Problem description
Transcribe the listing verbatim. Do not carry over any pictures.

Data in this exercise
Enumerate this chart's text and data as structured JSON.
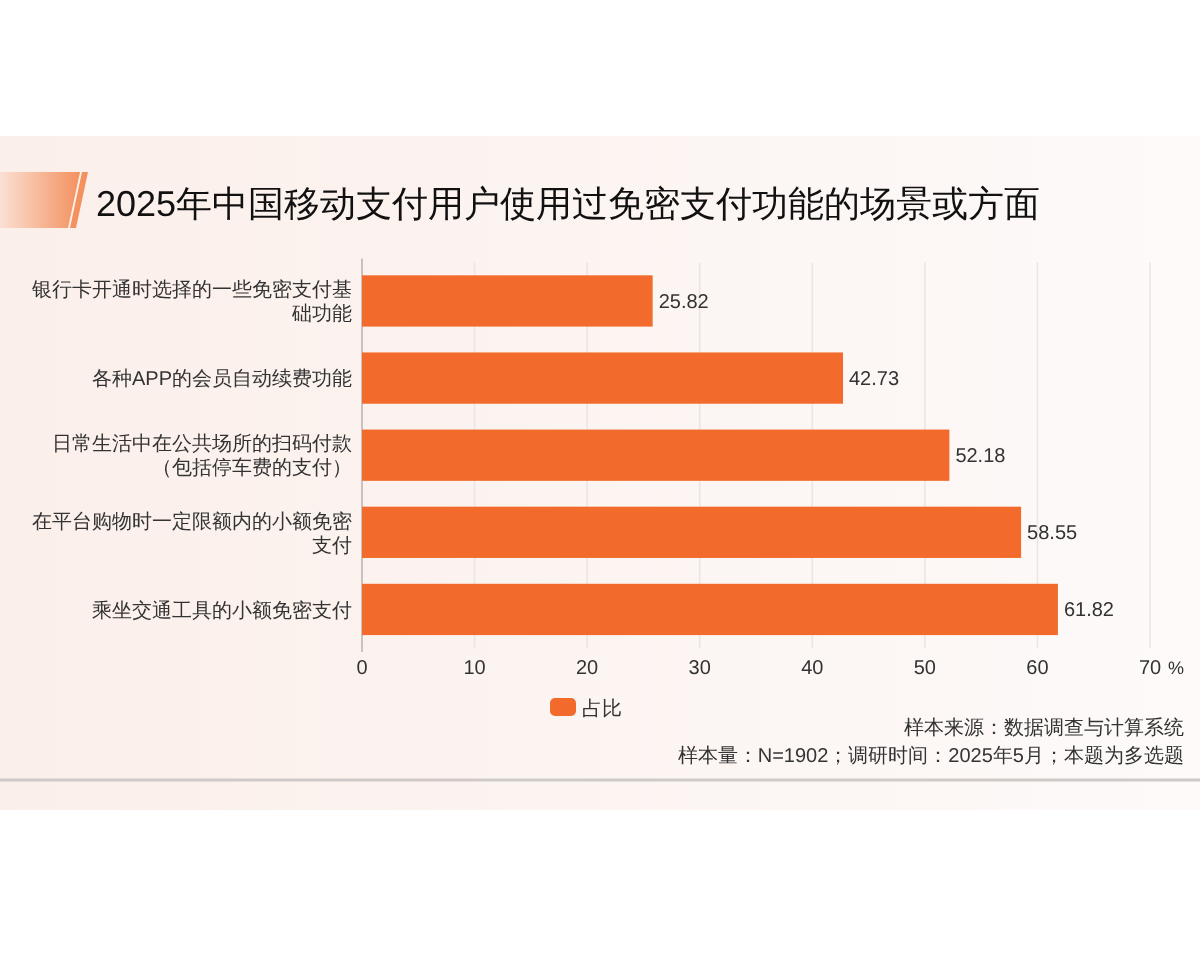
{
  "chart_data": {
    "type": "bar",
    "orientation": "horizontal",
    "title": "2025年中国移动支付用户使用过免密支付功能的场景或方面",
    "categories": [
      "银行卡开通时选择的一些免密支付基础功能",
      "各种APP的会员自动续费功能",
      "日常生活中在公共场所的扫码付款（包括停车费的支付）",
      "在平台购物时一定限额内的小额免密支付",
      "乘坐交通工具的小额免密支付"
    ],
    "series": [
      {
        "name": "占比",
        "color": "#f36b2c",
        "values": [
          25.82,
          42.73,
          52.18,
          58.55,
          61.82
        ]
      }
    ],
    "xlim": [
      0,
      70
    ],
    "xticks": [
      0,
      10,
      20,
      30,
      40,
      50,
      60,
      70
    ],
    "xlabel": "%",
    "data_labels": true,
    "grid": "x",
    "legend": "bottom",
    "annotations": [
      "样本来源：数据调查与计算系统",
      "样本量：N=1902；调研时间：2025年5月；本题为多选题"
    ]
  }
}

Response to this exercise
Enumerate this chart's text and data as structured JSON.
{
  "chart_data": {
    "type": "bar",
    "orientation": "horizontal",
    "title": "2025年中国移动支付用户使用过免密支付功能的场景或方面",
    "categories": [
      "银行卡开通时选择的一些免密支付基础功能",
      "各种APP的会员自动续费功能",
      "日常生活中在公共场所的扫码付款（包括停车费的支付）",
      "在平台购物时一定限额内的小额免密支付",
      "乘坐交通工具的小额免密支付"
    ],
    "series": [
      {
        "name": "占比",
        "color": "#f36b2c",
        "values": [
          25.82,
          42.73,
          52.18,
          58.55,
          61.82
        ]
      }
    ],
    "xlim": [
      0,
      70
    ],
    "xticks": [
      0,
      10,
      20,
      30,
      40,
      50,
      60,
      70
    ],
    "xlabel": "%",
    "data_labels": true,
    "grid": "x",
    "legend": "bottom",
    "annotations": [
      "样本来源：数据调查与计算系统",
      "样本量：N=1902；调研时间：2025年5月；本题为多选题"
    ]
  }
}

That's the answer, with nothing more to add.